What is asked:
Give back the full listing verbatim, apart from its images.

Collected data:
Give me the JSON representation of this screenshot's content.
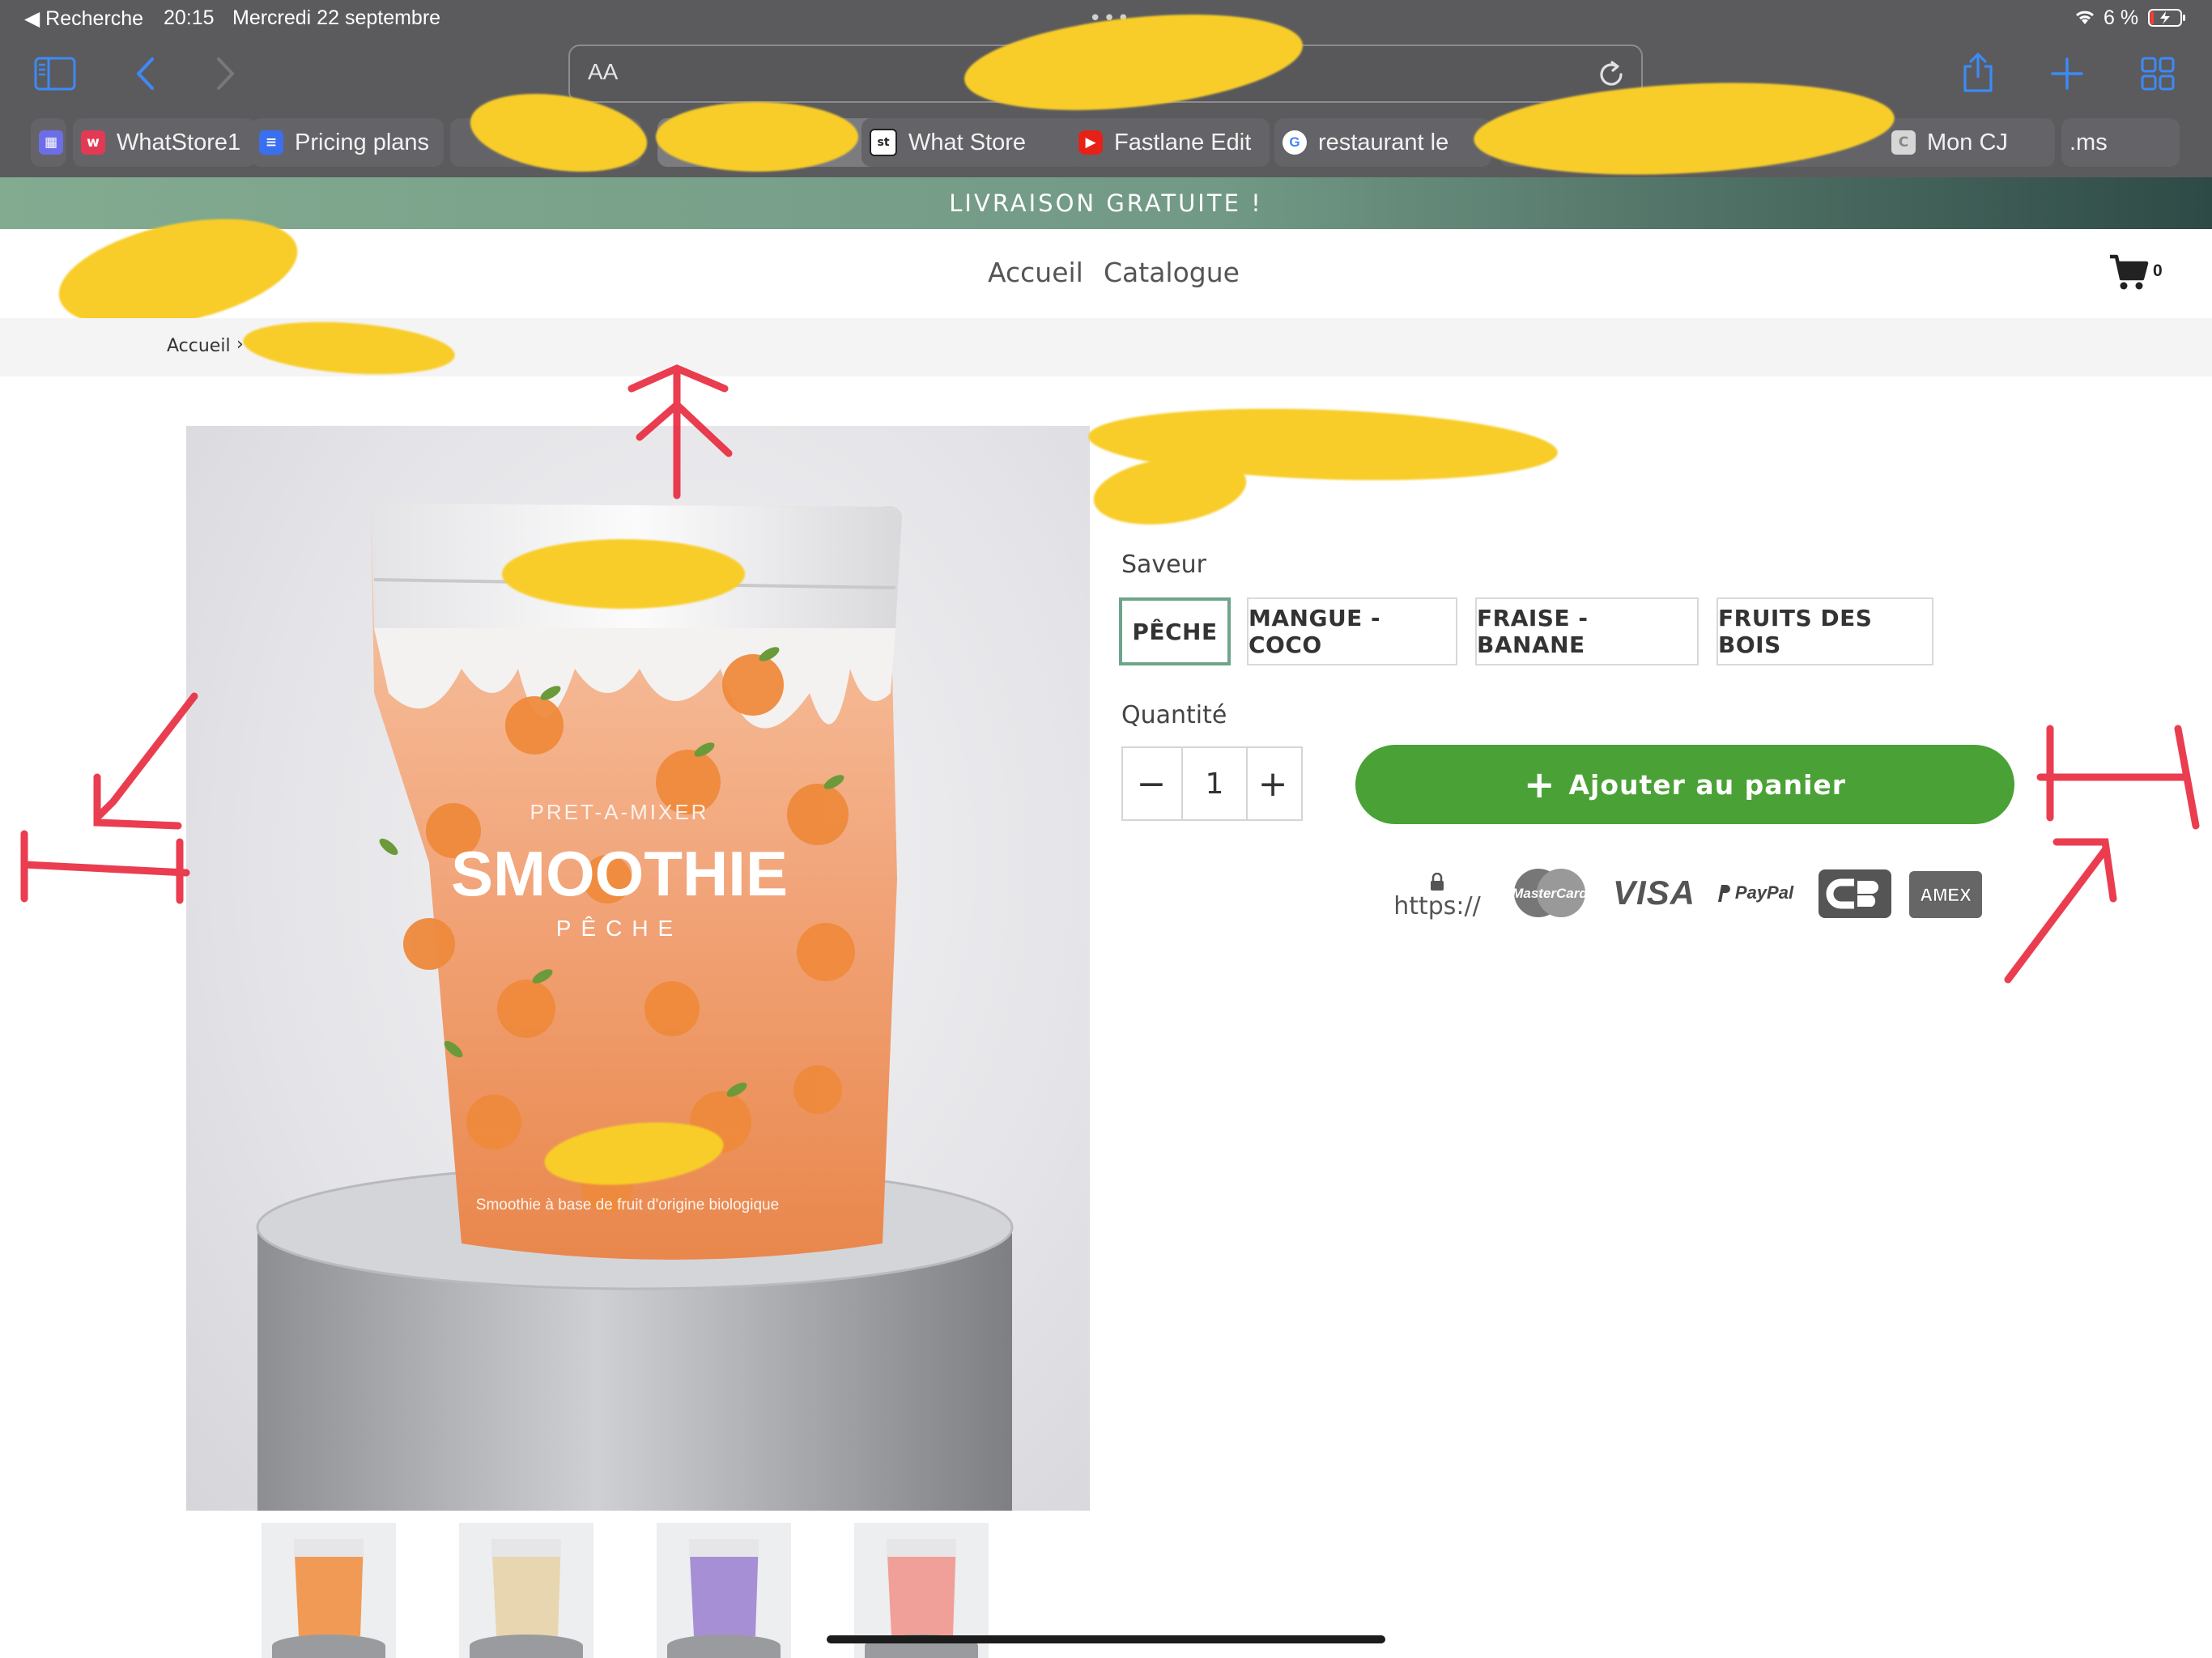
{
  "status_bar": {
    "back_app": "◀ Recherche",
    "time": "20:15",
    "date": "Mercredi 22 septembre",
    "battery": "6 %"
  },
  "browser": {
    "url_text_size": "AA",
    "tabs": [
      {
        "title": "",
        "favicon": "grid-icon",
        "color": "#6d6de8"
      },
      {
        "title": "WhatStore1",
        "favicon": "w-icon",
        "color": "#e23a55"
      },
      {
        "title": "Pricing plans",
        "favicon": "stack-icon",
        "color": "#3a6ff0"
      },
      {
        "title": "",
        "favicon": "",
        "color": ""
      },
      {
        "title": "",
        "favicon": "",
        "color": ""
      },
      {
        "title": "What Store",
        "favicon": "st-icon",
        "color": "#ffffff"
      },
      {
        "title": "Fastlane Edit",
        "favicon": "youtube-icon",
        "color": "#e62117"
      },
      {
        "title": "restaurant le",
        "favicon": "google-icon",
        "color": "#ffffff"
      },
      {
        "title": "",
        "favicon": "",
        "color": ""
      },
      {
        "title": "Mon CJ",
        "favicon": "c-icon",
        "color": "#d6d6d6"
      },
      {
        "title": ".ms",
        "favicon": "",
        "color": ""
      }
    ]
  },
  "announcement": "LIVRAISON GRATUITE !",
  "nav": {
    "links": [
      "Accueil",
      "Catalogue"
    ],
    "cart_count": "0"
  },
  "breadcrumb": {
    "home": "Accueil",
    "separator": "›"
  },
  "product": {
    "image_text": {
      "tagline": "PRET-A-MIXER",
      "name": "SMOOTHIE",
      "flavor": "PÊCHE",
      "footnote": "Smoothie à base de fruit d'origine biologique"
    },
    "flavor_label": "Saveur",
    "flavors": [
      "PÊCHE",
      "MANGUE - COCO",
      "FRAISE - BANANE",
      "FRUITS DES BOIS"
    ],
    "selected_flavor": "PÊCHE",
    "quantity_label": "Quantité",
    "quantity": "1",
    "qty_minus": "−",
    "qty_plus": "+",
    "add_to_cart_icon": "+",
    "add_to_cart": "Ajouter au panier",
    "payment_badges": {
      "https": "https://",
      "mastercard": "MasterCard",
      "visa": "VISA",
      "paypal": "PayPal",
      "amex": "AMEX"
    },
    "thumbnail_colors": [
      "#f09a55",
      "#e8d6b0",
      "#a78fd6",
      "#f0a098"
    ]
  },
  "colors": {
    "accent_green": "#4aa135",
    "selected_border": "#6ea48b",
    "annotation_red": "#e8293d",
    "redaction_yellow": "#f8cd2a"
  }
}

Answer to the task:
Give me the JSON representation of this screenshot's content.
{
  "status_bar": {
    "back_app": "◀ Recherche",
    "time": "20:15",
    "date": "Mercredi 22 septembre",
    "battery": "6 %"
  },
  "browser": {
    "url_text_size": "AA",
    "tabs": [
      {
        "title": "",
        "favicon": "grid-icon",
        "color": "#6d6de8"
      },
      {
        "title": "WhatStore1",
        "favicon": "w-icon",
        "color": "#e23a55"
      },
      {
        "title": "Pricing plans",
        "favicon": "stack-icon",
        "color": "#3a6ff0"
      },
      {
        "title": "",
        "favicon": "",
        "color": ""
      },
      {
        "title": "",
        "favicon": "",
        "color": ""
      },
      {
        "title": "What Store",
        "favicon": "st-icon",
        "color": "#ffffff"
      },
      {
        "title": "Fastlane Edit",
        "favicon": "youtube-icon",
        "color": "#e62117"
      },
      {
        "title": "restaurant le",
        "favicon": "google-icon",
        "color": "#ffffff"
      },
      {
        "title": "",
        "favicon": "",
        "color": ""
      },
      {
        "title": "Mon CJ",
        "favicon": "c-icon",
        "color": "#d6d6d6"
      },
      {
        "title": ".ms",
        "favicon": "",
        "color": ""
      }
    ]
  },
  "announcement": "LIVRAISON GRATUITE !",
  "nav": {
    "links": [
      "Accueil",
      "Catalogue"
    ],
    "cart_count": "0"
  },
  "breadcrumb": {
    "home": "Accueil",
    "separator": "›"
  },
  "product": {
    "image_text": {
      "tagline": "PRET-A-MIXER",
      "name": "SMOOTHIE",
      "flavor": "PÊCHE",
      "footnote": "Smoothie à base de fruit d'origine biologique"
    },
    "flavor_label": "Saveur",
    "flavors": [
      "PÊCHE",
      "MANGUE - COCO",
      "FRAISE - BANANE",
      "FRUITS DES BOIS"
    ],
    "selected_flavor": "PÊCHE",
    "quantity_label": "Quantité",
    "quantity": "1",
    "qty_minus": "−",
    "qty_plus": "+",
    "add_to_cart_icon": "+",
    "add_to_cart": "Ajouter au panier",
    "payment_badges": {
      "https": "https://",
      "mastercard": "MasterCard",
      "visa": "VISA",
      "paypal": "PayPal",
      "amex": "AMEX"
    },
    "thumbnail_colors": [
      "#f09a55",
      "#e8d6b0",
      "#a78fd6",
      "#f0a098"
    ]
  },
  "colors": {
    "accent_green": "#4aa135",
    "selected_border": "#6ea48b",
    "annotation_red": "#e8293d",
    "redaction_yellow": "#f8cd2a"
  }
}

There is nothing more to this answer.